▸ Exercise description:
The records should be written out in full, with nothing altered.

Dataset listings of figures:
——
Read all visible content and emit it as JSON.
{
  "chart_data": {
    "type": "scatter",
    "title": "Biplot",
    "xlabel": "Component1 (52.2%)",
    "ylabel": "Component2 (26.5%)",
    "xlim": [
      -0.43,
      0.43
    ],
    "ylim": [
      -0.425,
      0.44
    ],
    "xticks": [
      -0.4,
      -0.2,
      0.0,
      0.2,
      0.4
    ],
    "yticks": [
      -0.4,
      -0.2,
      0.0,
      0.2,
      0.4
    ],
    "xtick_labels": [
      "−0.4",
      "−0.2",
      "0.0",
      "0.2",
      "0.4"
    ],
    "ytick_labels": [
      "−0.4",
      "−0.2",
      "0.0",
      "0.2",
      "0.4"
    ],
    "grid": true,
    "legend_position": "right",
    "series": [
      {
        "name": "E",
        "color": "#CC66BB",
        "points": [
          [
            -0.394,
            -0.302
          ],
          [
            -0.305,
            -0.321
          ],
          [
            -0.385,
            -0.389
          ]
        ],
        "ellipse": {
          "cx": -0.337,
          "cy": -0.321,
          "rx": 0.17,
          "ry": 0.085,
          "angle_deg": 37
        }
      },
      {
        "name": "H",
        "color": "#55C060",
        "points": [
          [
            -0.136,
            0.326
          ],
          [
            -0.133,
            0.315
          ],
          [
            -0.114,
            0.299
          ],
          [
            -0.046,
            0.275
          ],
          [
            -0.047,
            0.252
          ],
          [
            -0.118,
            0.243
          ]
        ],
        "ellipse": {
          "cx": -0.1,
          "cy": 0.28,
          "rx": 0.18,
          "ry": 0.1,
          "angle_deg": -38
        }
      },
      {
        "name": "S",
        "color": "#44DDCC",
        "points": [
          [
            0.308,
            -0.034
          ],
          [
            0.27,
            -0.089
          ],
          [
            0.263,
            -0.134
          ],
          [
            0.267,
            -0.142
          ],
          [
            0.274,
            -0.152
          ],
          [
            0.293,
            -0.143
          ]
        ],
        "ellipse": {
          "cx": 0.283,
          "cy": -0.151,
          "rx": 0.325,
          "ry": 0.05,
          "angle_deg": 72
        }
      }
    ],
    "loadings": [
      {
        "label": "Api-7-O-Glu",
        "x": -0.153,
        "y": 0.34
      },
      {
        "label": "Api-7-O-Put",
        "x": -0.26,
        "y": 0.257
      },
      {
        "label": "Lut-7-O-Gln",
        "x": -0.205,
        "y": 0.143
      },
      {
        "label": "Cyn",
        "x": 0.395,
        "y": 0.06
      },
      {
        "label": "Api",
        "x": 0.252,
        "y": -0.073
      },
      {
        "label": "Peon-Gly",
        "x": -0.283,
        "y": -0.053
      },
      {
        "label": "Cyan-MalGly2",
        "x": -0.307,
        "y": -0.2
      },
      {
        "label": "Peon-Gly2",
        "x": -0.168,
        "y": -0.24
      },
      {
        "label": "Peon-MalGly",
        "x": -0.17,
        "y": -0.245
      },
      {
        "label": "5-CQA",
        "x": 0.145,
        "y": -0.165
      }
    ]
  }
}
——
▸ Completed exercise:
Read all visible content and emit it as JSON.
{
  "chart_data": {
    "type": "scatter",
    "title": "Biplot",
    "xlabel": "Component1 (52.2%)",
    "ylabel": "Component2 (26.5%)",
    "xlim": [
      -0.43,
      0.43
    ],
    "ylim": [
      -0.425,
      0.44
    ],
    "xticks": [
      -0.4,
      -0.2,
      0.0,
      0.2,
      0.4
    ],
    "yticks": [
      -0.4,
      -0.2,
      0.0,
      0.2,
      0.4
    ],
    "xtick_labels": [
      "−0.4",
      "−0.2",
      "0.0",
      "0.2",
      "0.4"
    ],
    "ytick_labels": [
      "−0.4",
      "−0.2",
      "0.0",
      "0.2",
      "0.4"
    ],
    "grid": true,
    "legend_position": "right",
    "series": [
      {
        "name": "E",
        "color": "#CC66BB",
        "points": [
          [
            -0.394,
            -0.302
          ],
          [
            -0.305,
            -0.321
          ],
          [
            -0.385,
            -0.389
          ]
        ],
        "ellipse": {
          "cx": -0.337,
          "cy": -0.321,
          "rx": 0.17,
          "ry": 0.085,
          "angle_deg": 37
        }
      },
      {
        "name": "H",
        "color": "#55C060",
        "points": [
          [
            -0.136,
            0.326
          ],
          [
            -0.133,
            0.315
          ],
          [
            -0.114,
            0.299
          ],
          [
            -0.046,
            0.275
          ],
          [
            -0.047,
            0.252
          ],
          [
            -0.118,
            0.243
          ]
        ],
        "ellipse": {
          "cx": -0.1,
          "cy": 0.28,
          "rx": 0.18,
          "ry": 0.1,
          "angle_deg": -38
        }
      },
      {
        "name": "S",
        "color": "#44DDCC",
        "points": [
          [
            0.308,
            -0.034
          ],
          [
            0.27,
            -0.089
          ],
          [
            0.263,
            -0.134
          ],
          [
            0.267,
            -0.142
          ],
          [
            0.274,
            -0.152
          ],
          [
            0.293,
            -0.143
          ]
        ],
        "ellipse": {
          "cx": 0.283,
          "cy": -0.151,
          "rx": 0.325,
          "ry": 0.05,
          "angle_deg": 72
        }
      }
    ],
    "loadings": [
      {
        "label": "Api-7-O-Glu",
        "x": -0.153,
        "y": 0.34
      },
      {
        "label": "Api-7-O-Put",
        "x": -0.26,
        "y": 0.257
      },
      {
        "label": "Lut-7-O-Gln",
        "x": -0.205,
        "y": 0.143
      },
      {
        "label": "Cyn",
        "x": 0.395,
        "y": 0.06
      },
      {
        "label": "Api",
        "x": 0.252,
        "y": -0.073
      },
      {
        "label": "Peon-Gly",
        "x": -0.283,
        "y": -0.053
      },
      {
        "label": "Cyan-MalGly2",
        "x": -0.307,
        "y": -0.2
      },
      {
        "label": "Peon-Gly2",
        "x": -0.168,
        "y": -0.24
      },
      {
        "label": "Peon-MalGly",
        "x": -0.17,
        "y": -0.245
      },
      {
        "label": "5-CQA",
        "x": 0.145,
        "y": -0.165
      }
    ]
  }
}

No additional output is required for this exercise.